INSTRUCTIONS TO FOLLOW: Omit images. Retype all entries verbatim.

Records from a dataset:
____

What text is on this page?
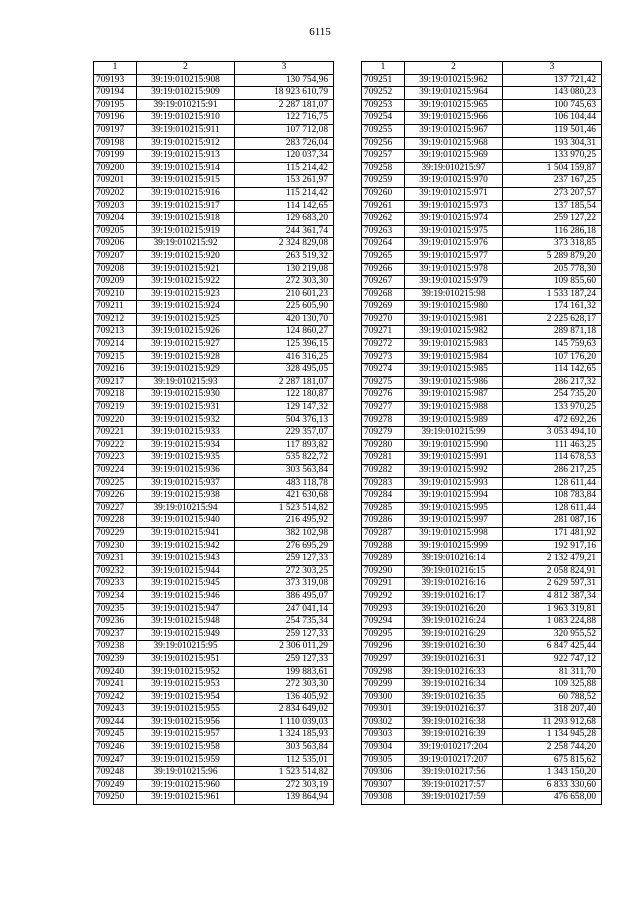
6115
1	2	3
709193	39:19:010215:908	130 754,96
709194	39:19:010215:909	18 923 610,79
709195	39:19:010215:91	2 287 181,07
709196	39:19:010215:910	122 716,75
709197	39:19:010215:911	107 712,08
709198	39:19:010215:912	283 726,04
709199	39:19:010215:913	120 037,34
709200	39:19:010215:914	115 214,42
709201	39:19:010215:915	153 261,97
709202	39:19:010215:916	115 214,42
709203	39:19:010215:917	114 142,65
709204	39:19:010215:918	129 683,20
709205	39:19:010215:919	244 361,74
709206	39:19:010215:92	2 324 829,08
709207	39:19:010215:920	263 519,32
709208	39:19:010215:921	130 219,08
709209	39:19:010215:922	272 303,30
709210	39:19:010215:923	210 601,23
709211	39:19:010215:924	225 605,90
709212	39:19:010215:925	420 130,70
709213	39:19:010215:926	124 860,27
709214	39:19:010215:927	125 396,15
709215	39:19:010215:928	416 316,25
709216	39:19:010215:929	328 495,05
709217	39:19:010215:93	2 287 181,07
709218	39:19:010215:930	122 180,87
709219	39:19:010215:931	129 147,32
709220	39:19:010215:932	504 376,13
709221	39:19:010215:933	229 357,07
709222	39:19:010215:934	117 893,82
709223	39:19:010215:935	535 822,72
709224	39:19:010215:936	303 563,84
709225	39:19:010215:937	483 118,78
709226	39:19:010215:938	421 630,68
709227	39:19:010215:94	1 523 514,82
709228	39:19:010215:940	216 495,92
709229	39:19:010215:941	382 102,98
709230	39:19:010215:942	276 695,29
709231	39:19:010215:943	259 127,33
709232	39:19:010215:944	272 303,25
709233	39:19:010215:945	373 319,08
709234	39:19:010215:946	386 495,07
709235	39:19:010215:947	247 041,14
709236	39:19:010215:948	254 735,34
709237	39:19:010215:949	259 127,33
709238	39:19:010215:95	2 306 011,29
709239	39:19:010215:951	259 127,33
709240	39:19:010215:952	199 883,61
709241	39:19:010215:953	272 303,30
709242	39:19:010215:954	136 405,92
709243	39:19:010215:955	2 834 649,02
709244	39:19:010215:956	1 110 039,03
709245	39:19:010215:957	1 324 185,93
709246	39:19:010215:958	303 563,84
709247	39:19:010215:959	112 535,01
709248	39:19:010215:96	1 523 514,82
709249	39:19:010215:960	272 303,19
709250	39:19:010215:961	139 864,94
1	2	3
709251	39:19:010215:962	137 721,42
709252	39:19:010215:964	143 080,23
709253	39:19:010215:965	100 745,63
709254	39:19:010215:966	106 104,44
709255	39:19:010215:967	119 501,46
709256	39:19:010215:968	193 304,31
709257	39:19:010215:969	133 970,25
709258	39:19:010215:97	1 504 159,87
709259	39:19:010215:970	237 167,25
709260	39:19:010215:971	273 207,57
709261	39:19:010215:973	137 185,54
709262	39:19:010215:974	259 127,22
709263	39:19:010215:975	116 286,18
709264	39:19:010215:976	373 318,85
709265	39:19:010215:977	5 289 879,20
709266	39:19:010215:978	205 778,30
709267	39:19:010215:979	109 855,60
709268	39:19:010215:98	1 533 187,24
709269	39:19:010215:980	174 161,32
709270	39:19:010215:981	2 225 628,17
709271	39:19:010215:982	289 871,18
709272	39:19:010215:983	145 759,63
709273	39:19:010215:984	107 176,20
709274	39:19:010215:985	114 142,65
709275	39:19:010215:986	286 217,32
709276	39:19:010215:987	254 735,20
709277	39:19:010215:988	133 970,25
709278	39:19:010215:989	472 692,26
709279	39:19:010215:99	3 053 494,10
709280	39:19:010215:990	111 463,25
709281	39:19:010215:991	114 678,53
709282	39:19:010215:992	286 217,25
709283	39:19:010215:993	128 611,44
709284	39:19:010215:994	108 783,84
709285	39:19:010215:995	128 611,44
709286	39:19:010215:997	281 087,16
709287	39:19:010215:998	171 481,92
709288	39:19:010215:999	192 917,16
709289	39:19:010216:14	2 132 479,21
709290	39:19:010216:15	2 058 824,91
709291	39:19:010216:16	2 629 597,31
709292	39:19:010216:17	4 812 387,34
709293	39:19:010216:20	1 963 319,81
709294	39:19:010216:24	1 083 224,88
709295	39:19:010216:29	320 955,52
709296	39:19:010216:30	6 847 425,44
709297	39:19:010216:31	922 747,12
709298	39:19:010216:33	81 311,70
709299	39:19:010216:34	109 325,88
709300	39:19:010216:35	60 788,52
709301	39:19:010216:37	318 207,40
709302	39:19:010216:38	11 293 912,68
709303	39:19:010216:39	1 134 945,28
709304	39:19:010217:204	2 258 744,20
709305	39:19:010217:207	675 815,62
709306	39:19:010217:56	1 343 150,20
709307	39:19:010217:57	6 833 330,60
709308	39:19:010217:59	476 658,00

____

EXPECTED ANSWER:
What text is on this page?
6115
1	2	3
709193	39:19:010215:908	130 754,96
709194	39:19:010215:909	18 923 610,79
709195	39:19:010215:91	2 287 181,07
709196	39:19:010215:910	122 716,75
709197	39:19:010215:911	107 712,08
709198	39:19:010215:912	283 726,04
709199	39:19:010215:913	120 037,34
709200	39:19:010215:914	115 214,42
709201	39:19:010215:915	153 261,97
709202	39:19:010215:916	115 214,42
709203	39:19:010215:917	114 142,65
709204	39:19:010215:918	129 683,20
709205	39:19:010215:919	244 361,74
709206	39:19:010215:92	2 324 829,08
709207	39:19:010215:920	263 519,32
709208	39:19:010215:921	130 219,08
709209	39:19:010215:922	272 303,30
709210	39:19:010215:923	210 601,23
709211	39:19:010215:924	225 605,90
709212	39:19:010215:925	420 130,70
709213	39:19:010215:926	124 860,27
709214	39:19:010215:927	125 396,15
709215	39:19:010215:928	416 316,25
709216	39:19:010215:929	328 495,05
709217	39:19:010215:93	2 287 181,07
709218	39:19:010215:930	122 180,87
709219	39:19:010215:931	129 147,32
709220	39:19:010215:932	504 376,13
709221	39:19:010215:933	229 357,07
709222	39:19:010215:934	117 893,82
709223	39:19:010215:935	535 822,72
709224	39:19:010215:936	303 563,84
709225	39:19:010215:937	483 118,78
709226	39:19:010215:938	421 630,68
709227	39:19:010215:94	1 523 514,82
709228	39:19:010215:940	216 495,92
709229	39:19:010215:941	382 102,98
709230	39:19:010215:942	276 695,29
709231	39:19:010215:943	259 127,33
709232	39:19:010215:944	272 303,25
709233	39:19:010215:945	373 319,08
709234	39:19:010215:946	386 495,07
709235	39:19:010215:947	247 041,14
709236	39:19:010215:948	254 735,34
709237	39:19:010215:949	259 127,33
709238	39:19:010215:95	2 306 011,29
709239	39:19:010215:951	259 127,33
709240	39:19:010215:952	199 883,61
709241	39:19:010215:953	272 303,30
709242	39:19:010215:954	136 405,92
709243	39:19:010215:955	2 834 649,02
709244	39:19:010215:956	1 110 039,03
709245	39:19:010215:957	1 324 185,93
709246	39:19:010215:958	303 563,84
709247	39:19:010215:959	112 535,01
709248	39:19:010215:96	1 523 514,82
709249	39:19:010215:960	272 303,19
709250	39:19:010215:961	139 864,94
1	2	3
709251	39:19:010215:962	137 721,42
709252	39:19:010215:964	143 080,23
709253	39:19:010215:965	100 745,63
709254	39:19:010215:966	106 104,44
709255	39:19:010215:967	119 501,46
709256	39:19:010215:968	193 304,31
709257	39:19:010215:969	133 970,25
709258	39:19:010215:97	1 504 159,87
709259	39:19:010215:970	237 167,25
709260	39:19:010215:971	273 207,57
709261	39:19:010215:973	137 185,54
709262	39:19:010215:974	259 127,22
709263	39:19:010215:975	116 286,18
709264	39:19:010215:976	373 318,85
709265	39:19:010215:977	5 289 879,20
709266	39:19:010215:978	205 778,30
709267	39:19:010215:979	109 855,60
709268	39:19:010215:98	1 533 187,24
709269	39:19:010215:980	174 161,32
709270	39:19:010215:981	2 225 628,17
709271	39:19:010215:982	289 871,18
709272	39:19:010215:983	145 759,63
709273	39:19:010215:984	107 176,20
709274	39:19:010215:985	114 142,65
709275	39:19:010215:986	286 217,32
709276	39:19:010215:987	254 735,20
709277	39:19:010215:988	133 970,25
709278	39:19:010215:989	472 692,26
709279	39:19:010215:99	3 053 494,10
709280	39:19:010215:990	111 463,25
709281	39:19:010215:991	114 678,53
709282	39:19:010215:992	286 217,25
709283	39:19:010215:993	128 611,44
709284	39:19:010215:994	108 783,84
709285	39:19:010215:995	128 611,44
709286	39:19:010215:997	281 087,16
709287	39:19:010215:998	171 481,92
709288	39:19:010215:999	192 917,16
709289	39:19:010216:14	2 132 479,21
709290	39:19:010216:15	2 058 824,91
709291	39:19:010216:16	2 629 597,31
709292	39:19:010216:17	4 812 387,34
709293	39:19:010216:20	1 963 319,81
709294	39:19:010216:24	1 083 224,88
709295	39:19:010216:29	320 955,52
709296	39:19:010216:30	6 847 425,44
709297	39:19:010216:31	922 747,12
709298	39:19:010216:33	81 311,70
709299	39:19:010216:34	109 325,88
709300	39:19:010216:35	60 788,52
709301	39:19:010216:37	318 207,40
709302	39:19:010216:38	11 293 912,68
709303	39:19:010216:39	1 134 945,28
709304	39:19:010217:204	2 258 744,20
709305	39:19:010217:207	675 815,62
709306	39:19:010217:56	1 343 150,20
709307	39:19:010217:57	6 833 330,60
709308	39:19:010217:59	476 658,00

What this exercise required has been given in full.